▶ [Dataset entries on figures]
□ □ □ □ □ □ □

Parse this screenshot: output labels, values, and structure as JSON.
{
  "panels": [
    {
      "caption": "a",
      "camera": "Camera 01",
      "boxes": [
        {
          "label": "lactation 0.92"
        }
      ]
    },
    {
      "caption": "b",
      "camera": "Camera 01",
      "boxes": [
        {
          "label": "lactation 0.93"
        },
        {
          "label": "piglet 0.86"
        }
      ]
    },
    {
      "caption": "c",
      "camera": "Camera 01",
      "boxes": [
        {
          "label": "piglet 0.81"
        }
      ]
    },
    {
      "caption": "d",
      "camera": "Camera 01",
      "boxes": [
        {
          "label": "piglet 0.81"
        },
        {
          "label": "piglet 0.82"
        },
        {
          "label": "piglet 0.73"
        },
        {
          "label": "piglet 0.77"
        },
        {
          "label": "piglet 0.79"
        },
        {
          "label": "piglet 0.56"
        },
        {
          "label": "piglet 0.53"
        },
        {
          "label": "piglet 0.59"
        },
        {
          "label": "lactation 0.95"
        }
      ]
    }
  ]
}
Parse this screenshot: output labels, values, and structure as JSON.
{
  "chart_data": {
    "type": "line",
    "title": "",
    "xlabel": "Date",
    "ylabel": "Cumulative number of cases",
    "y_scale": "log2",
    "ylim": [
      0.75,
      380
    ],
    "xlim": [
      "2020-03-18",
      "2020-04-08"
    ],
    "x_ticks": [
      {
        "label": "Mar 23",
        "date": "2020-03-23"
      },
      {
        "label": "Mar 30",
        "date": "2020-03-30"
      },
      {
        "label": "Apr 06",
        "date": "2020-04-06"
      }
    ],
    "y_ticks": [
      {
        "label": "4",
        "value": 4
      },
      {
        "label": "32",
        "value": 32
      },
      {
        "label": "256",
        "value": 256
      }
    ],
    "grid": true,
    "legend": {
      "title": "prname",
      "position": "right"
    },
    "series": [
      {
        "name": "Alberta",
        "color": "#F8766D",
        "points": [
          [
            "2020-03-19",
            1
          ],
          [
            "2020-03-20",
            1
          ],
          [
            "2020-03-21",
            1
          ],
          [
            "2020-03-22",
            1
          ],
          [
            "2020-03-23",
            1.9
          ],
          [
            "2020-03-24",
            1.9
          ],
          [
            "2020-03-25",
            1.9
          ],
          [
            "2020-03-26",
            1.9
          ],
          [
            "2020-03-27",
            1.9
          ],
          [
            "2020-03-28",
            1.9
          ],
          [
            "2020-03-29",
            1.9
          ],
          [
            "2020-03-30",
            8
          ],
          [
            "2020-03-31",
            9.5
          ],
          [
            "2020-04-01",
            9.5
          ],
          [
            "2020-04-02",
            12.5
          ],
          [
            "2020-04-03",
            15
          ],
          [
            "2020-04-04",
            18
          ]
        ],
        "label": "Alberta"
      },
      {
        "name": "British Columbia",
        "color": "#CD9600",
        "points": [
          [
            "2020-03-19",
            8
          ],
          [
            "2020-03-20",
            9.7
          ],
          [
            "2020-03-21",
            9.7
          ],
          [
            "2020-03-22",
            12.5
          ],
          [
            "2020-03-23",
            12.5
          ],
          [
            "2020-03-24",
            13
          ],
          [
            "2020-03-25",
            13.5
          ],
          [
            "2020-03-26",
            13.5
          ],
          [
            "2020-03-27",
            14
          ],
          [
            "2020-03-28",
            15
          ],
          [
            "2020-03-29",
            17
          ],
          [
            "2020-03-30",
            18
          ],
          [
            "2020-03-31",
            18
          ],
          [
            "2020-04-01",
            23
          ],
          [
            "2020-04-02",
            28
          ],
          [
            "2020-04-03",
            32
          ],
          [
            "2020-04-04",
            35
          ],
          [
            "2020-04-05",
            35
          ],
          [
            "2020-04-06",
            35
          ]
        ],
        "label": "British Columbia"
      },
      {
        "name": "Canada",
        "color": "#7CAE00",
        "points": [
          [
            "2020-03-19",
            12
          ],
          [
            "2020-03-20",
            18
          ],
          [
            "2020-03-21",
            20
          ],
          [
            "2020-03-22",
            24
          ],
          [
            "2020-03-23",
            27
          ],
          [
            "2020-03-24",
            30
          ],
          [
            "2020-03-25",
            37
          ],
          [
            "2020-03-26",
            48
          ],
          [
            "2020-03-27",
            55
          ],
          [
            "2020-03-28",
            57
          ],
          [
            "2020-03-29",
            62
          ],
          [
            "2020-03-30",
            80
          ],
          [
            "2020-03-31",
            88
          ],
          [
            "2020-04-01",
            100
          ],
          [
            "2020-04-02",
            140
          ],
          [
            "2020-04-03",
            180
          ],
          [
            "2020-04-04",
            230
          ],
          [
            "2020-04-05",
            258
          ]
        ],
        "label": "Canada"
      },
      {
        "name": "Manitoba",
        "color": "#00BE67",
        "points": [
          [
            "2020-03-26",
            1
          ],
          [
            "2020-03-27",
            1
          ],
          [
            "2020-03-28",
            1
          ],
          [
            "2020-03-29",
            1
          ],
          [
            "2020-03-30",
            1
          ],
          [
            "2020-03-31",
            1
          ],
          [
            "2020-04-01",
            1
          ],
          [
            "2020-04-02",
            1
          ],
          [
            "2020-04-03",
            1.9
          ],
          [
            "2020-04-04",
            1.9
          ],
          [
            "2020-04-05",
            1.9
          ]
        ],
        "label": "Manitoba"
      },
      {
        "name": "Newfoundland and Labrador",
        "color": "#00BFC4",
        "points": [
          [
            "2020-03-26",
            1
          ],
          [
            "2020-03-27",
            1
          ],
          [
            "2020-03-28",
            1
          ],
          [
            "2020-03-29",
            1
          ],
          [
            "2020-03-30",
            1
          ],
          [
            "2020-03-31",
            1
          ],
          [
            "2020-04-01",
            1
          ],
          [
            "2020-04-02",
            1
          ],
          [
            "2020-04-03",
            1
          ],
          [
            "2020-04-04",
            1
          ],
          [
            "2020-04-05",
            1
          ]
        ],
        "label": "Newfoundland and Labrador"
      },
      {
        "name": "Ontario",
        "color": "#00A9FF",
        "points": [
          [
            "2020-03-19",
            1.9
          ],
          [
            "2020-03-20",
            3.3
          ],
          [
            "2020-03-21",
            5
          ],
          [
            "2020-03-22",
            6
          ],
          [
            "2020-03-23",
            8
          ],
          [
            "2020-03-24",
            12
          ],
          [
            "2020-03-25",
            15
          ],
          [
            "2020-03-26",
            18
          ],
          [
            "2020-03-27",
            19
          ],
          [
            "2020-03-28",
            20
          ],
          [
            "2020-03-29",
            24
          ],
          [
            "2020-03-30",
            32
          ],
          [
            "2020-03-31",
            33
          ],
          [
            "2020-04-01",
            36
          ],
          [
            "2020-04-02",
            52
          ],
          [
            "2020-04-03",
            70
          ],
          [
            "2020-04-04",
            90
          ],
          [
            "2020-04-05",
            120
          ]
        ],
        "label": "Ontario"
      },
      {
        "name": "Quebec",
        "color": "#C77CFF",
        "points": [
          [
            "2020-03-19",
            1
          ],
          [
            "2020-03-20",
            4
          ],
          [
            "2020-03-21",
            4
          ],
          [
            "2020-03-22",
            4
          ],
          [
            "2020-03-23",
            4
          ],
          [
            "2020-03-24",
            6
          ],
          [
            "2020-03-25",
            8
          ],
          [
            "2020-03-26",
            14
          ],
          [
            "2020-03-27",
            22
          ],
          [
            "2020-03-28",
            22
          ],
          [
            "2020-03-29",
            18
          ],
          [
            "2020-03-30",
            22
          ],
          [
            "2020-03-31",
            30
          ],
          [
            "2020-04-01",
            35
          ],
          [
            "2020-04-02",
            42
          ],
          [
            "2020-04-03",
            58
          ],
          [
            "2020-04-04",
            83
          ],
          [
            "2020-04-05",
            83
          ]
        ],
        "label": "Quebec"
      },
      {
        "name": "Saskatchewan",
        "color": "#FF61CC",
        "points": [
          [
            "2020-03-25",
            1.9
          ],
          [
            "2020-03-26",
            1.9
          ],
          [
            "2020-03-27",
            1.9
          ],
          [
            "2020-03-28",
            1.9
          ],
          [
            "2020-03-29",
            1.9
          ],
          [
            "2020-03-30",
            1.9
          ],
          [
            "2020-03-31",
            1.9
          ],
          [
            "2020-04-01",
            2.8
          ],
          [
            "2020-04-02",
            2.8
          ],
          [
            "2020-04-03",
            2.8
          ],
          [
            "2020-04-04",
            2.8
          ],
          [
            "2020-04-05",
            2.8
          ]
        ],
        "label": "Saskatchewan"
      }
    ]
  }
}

□ □ □ □ □ □ □

▶ [Challenge] Supply the count of lines in the entries that contain the word "caption", and nothing besides.

▶ [Problem solution] 4